**WRITTEN EXERCISE**: Transcribe nothing but the lines from the one with "Transcribe this image's" to the end of the entries, both included, keeping each exact and leaving every picture out.

-- begin MATERIAL SHOWN --

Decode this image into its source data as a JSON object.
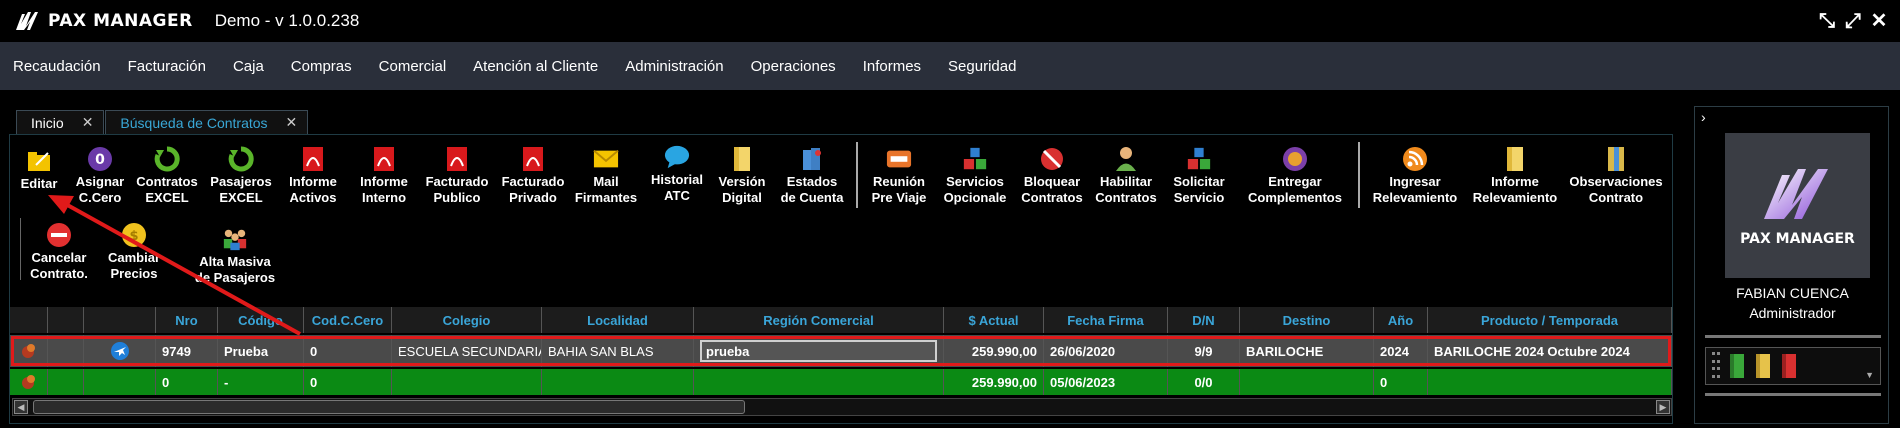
{
  "app": {
    "brand": "PAX MANAGER",
    "version_label": "Demo - v 1.0.0.238"
  },
  "window_controls": [
    "restore-icon",
    "maximize-icon",
    "close-icon"
  ],
  "menu": [
    "Recaudación",
    "Facturación",
    "Caja",
    "Compras",
    "Comercial",
    "Atención al Cliente",
    "Administración",
    "Operaciones",
    "Informes",
    "Seguridad"
  ],
  "tabs": [
    {
      "label": "Inicio",
      "active": false
    },
    {
      "label": "Búsqueda de Contratos",
      "active": true
    }
  ],
  "toolbar": [
    {
      "line1": "Editar",
      "line2": "",
      "icon": "edit-folder-icon"
    },
    {
      "line1": "Asignar",
      "line2": "C.Cero",
      "icon": "zero-icon"
    },
    {
      "line1": "Contratos",
      "line2": "EXCEL",
      "icon": "refresh-green-icon"
    },
    {
      "line1": "Pasajeros",
      "line2": "EXCEL",
      "icon": "refresh-green-icon"
    },
    {
      "line1": "Informe",
      "line2": "Activos",
      "icon": "pdf-icon"
    },
    {
      "line1": "Informe",
      "line2": "Interno",
      "icon": "pdf-icon"
    },
    {
      "line1": "Facturado",
      "line2": "Publico",
      "icon": "pdf-icon"
    },
    {
      "line1": "Facturado",
      "line2": "Privado",
      "icon": "pdf-icon"
    },
    {
      "line1": "Mail",
      "line2": "Firmantes",
      "icon": "mail-icon"
    },
    {
      "line1": "Historial",
      "line2": "ATC",
      "icon": "chat-bubble-icon"
    },
    {
      "line1": "Versión",
      "line2": "Digital",
      "icon": "document-icon"
    },
    {
      "line1": "Estados",
      "line2": "de Cuenta",
      "icon": "account-book-icon"
    },
    {
      "line1": "Reunión",
      "line2": "Pre Viaje",
      "icon": "meeting-icon"
    },
    {
      "line1": "Servicios",
      "line2": "Opcionale",
      "icon": "cubes-icon"
    },
    {
      "line1": "Bloquear",
      "line2": "Contratos",
      "icon": "block-icon"
    },
    {
      "line1": "Habilitar",
      "line2": "Contratos",
      "icon": "user-enable-icon"
    },
    {
      "line1": "Solicitar",
      "line2": "Servicio",
      "icon": "cubes-icon"
    },
    {
      "line1": "Entregar",
      "line2": "Complementos",
      "icon": "deliver-icon"
    },
    {
      "line1": "Ingresar",
      "line2": "Relevamiento",
      "icon": "rss-icon"
    },
    {
      "line1": "Informe",
      "line2": "Relevamiento",
      "icon": "document-icon"
    },
    {
      "line1": "Observaciones",
      "line2": "Contrato",
      "icon": "notes-icon"
    },
    {
      "line1": "Cancelar",
      "line2": "Contrato.",
      "icon": "cancel-icon"
    },
    {
      "line1": "Cambiar",
      "line2": "Precios",
      "icon": "coin-icon"
    },
    {
      "line1": "Alta Masiva",
      "line2": "de Pasajeros",
      "icon": "group-users-icon"
    }
  ],
  "grid": {
    "headers": [
      "",
      "",
      "",
      "Nro",
      "Código",
      "Cod.C.Cero",
      "Colegio",
      "Localidad",
      "Región Comercial",
      "$ Actual",
      "Fecha Firma",
      "D/N",
      "Destino",
      "Año",
      "Producto / Temporada"
    ],
    "rows": [
      {
        "nro": "9749",
        "codigo": "Prueba",
        "cod_cero": "0",
        "colegio": "ESCUELA SECUNDARIA I",
        "localidad": "BAHIA SAN BLAS",
        "region": "prueba",
        "actual": "259.990,00",
        "fecha": "26/06/2020",
        "dn": "9/9",
        "destino": "BARILOCHE",
        "anio": "2024",
        "producto": "BARILOCHE 2024 Octubre 2024"
      },
      {
        "nro": "0",
        "codigo": "-",
        "cod_cero": "0",
        "colegio": "",
        "localidad": "",
        "region": "",
        "actual": "259.990,00",
        "fecha": "05/06/2023",
        "dn": "0/0",
        "destino": "",
        "anio": "0",
        "producto": ""
      }
    ]
  },
  "user": {
    "name": "FABIAN CUENCA",
    "role": "Administrador"
  },
  "colors": {
    "menu_bg": "#2a2f3a",
    "accent_blue": "#39a7d6",
    "highlight_red": "#e01a1a",
    "total_row_green": "#0b8a14"
  }
}
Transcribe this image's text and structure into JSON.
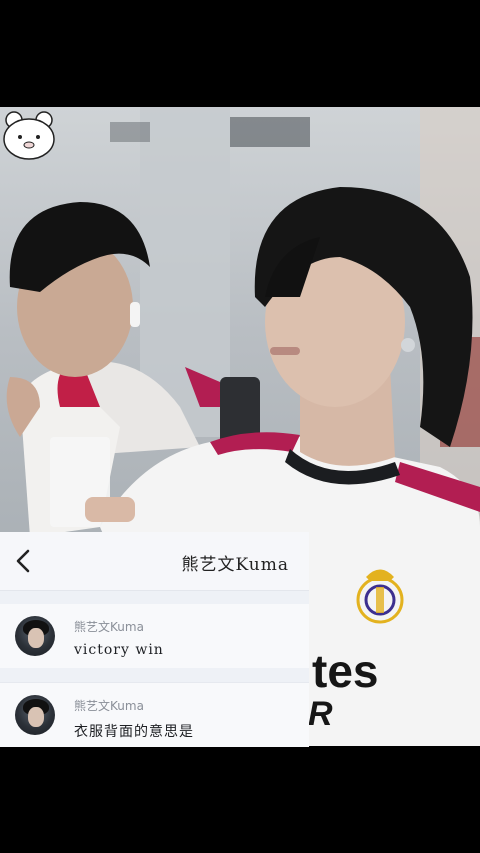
{
  "chat": {
    "header_title": "熊艺文Kuma",
    "messages": [
      {
        "author": "熊艺文Kuma",
        "text": "victory win"
      },
      {
        "author": "熊艺文Kuma",
        "text": "衣服背面的意思是"
      }
    ]
  },
  "jersey": {
    "sponsor_text": "tes",
    "sponsor_text_2": "R"
  },
  "icons": {
    "back": "chevron-left-icon",
    "sticker": "bear-face-icon",
    "crest": "club-crest-icon"
  },
  "colors": {
    "jersey_stripe": "#b21e52",
    "panel_bg": "#eef1f6",
    "crest_gold": "#e3b21f"
  }
}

-- end MATERIAL SHOWN --

**SOLUTION FOR THIS EXERCISE**:
Transcribe this image's text and structure into JSON.
{
  "chat": {
    "header_title": "熊艺文Kuma",
    "messages": [
      {
        "author": "熊艺文Kuma",
        "text": "victory win"
      },
      {
        "author": "熊艺文Kuma",
        "text": "衣服背面的意思是"
      }
    ]
  },
  "jersey": {
    "sponsor_text": "tes",
    "sponsor_text_2": "R"
  },
  "icons": {
    "back": "chevron-left-icon",
    "sticker": "bear-face-icon",
    "crest": "club-crest-icon"
  },
  "colors": {
    "jersey_stripe": "#b21e52",
    "panel_bg": "#eef1f6",
    "crest_gold": "#e3b21f"
  }
}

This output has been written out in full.